Exercise brief — All of the data should be output character for character, except the pictures.

_ _ _ _ _

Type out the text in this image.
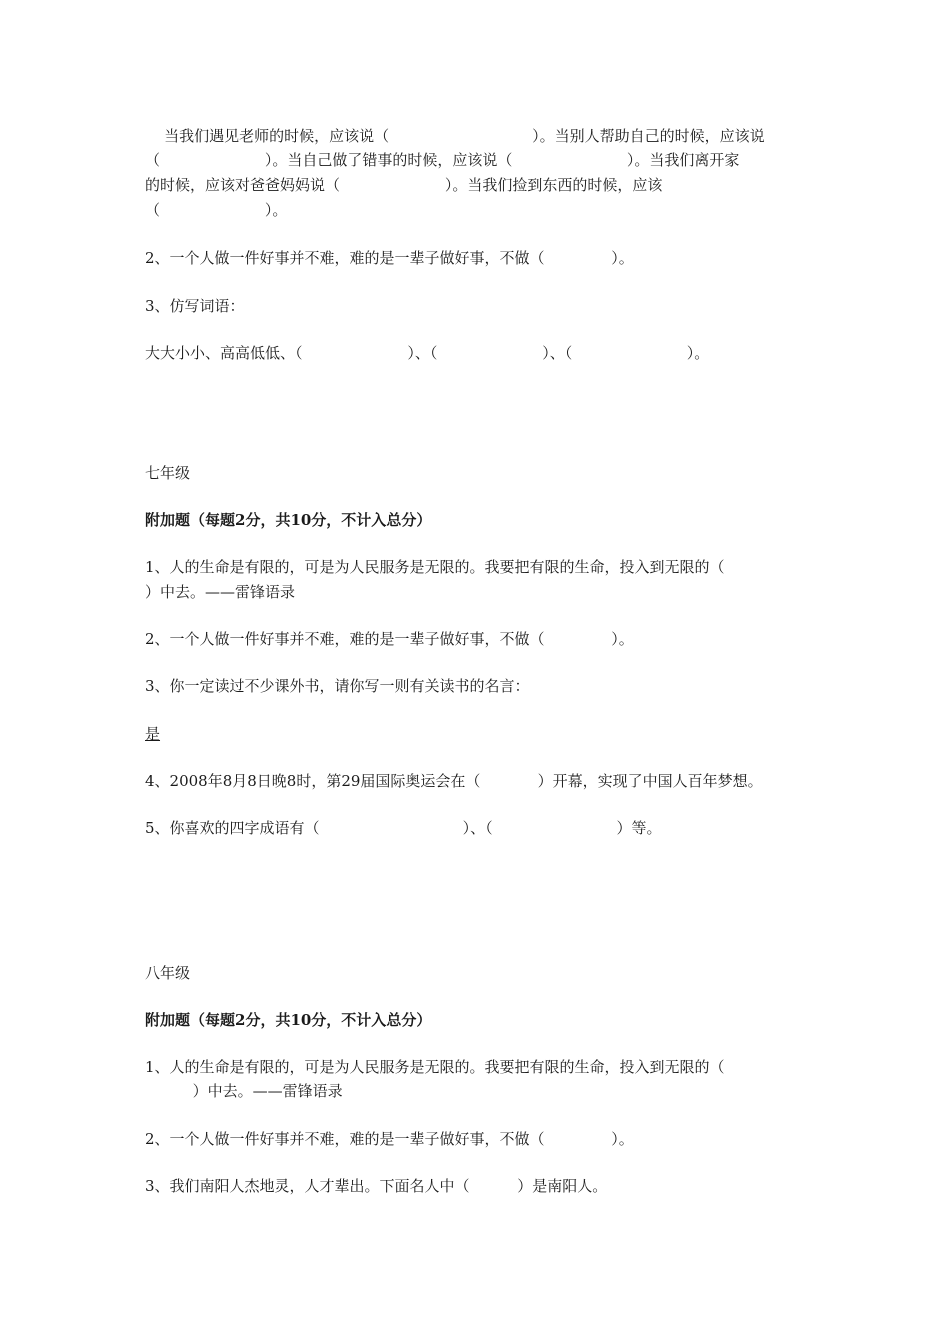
当我们遇见老师的时候，应该说（                              ）。当别人帮助自己的时候，应该说
（                      ）。当自己做了错事的时候，应该说（                        ）。当我们离开家
的时候，应该对爸爸妈妈说（                      ）。当我们捡到东西的时候，应该
（                      ）。
2、一个人做一件好事并不难，难的是一辈子做好事，不做（              ）。
3、仿写词语：
大大小小、高高低低、（                      ）、（                      ）、（                        ）。
七年级
附加题（每题2分，共10分，不计入总分）
1、人的生命是有限的，可是为人民服务是无限的。我要把有限的生命，投入到无限的（
）中去。——雷锋语录
2、一个人做一件好事并不难，难的是一辈子做好事，不做（              ）。
3、你一定读过不少课外书，请你写一则有关读书的名言：
是
4、2008年8月8日晚8时，第29届国际奥运会在（            ）开幕，实现了中国人百年梦想。
5、你喜欢的四字成语有（                              ）、（                          ）等。
八年级
附加题（每题2分，共10分，不计入总分）
1、人的生命是有限的，可是为人民服务是无限的。我要把有限的生命，投入到无限的（
）中去。——雷锋语录
2、一个人做一件好事并不难，难的是一辈子做好事，不做（              ）。
3、我们南阳人杰地灵，人才辈出。下面名人中（          ）是南阳人。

_ _ _ _ _

Response below —
Type out the text in this image.
当我们遇见老师的时候，应该说（                              ）。当别人帮助自己的时候，应该说
（                      ）。当自己做了错事的时候，应该说（                        ）。当我们离开家
的时候，应该对爸爸妈妈说（                      ）。当我们捡到东西的时候，应该
（                      ）。
2、一个人做一件好事并不难，难的是一辈子做好事，不做（              ）。
3、仿写词语：
大大小小、高高低低、（                      ）、（                      ）、（                        ）。
七年级
附加题（每题2分，共10分，不计入总分）
1、人的生命是有限的，可是为人民服务是无限的。我要把有限的生命，投入到无限的（
）中去。——雷锋语录
2、一个人做一件好事并不难，难的是一辈子做好事，不做（              ）。
3、你一定读过不少课外书，请你写一则有关读书的名言：
是
4、2008年8月8日晚8时，第29届国际奥运会在（            ）开幕，实现了中国人百年梦想。
5、你喜欢的四字成语有（                              ）、（                          ）等。
八年级
附加题（每题2分，共10分，不计入总分）
1、人的生命是有限的，可是为人民服务是无限的。我要把有限的生命，投入到无限的（
）中去。——雷锋语录
2、一个人做一件好事并不难，难的是一辈子做好事，不做（              ）。
3、我们南阳人杰地灵，人才辈出。下面名人中（          ）是南阳人。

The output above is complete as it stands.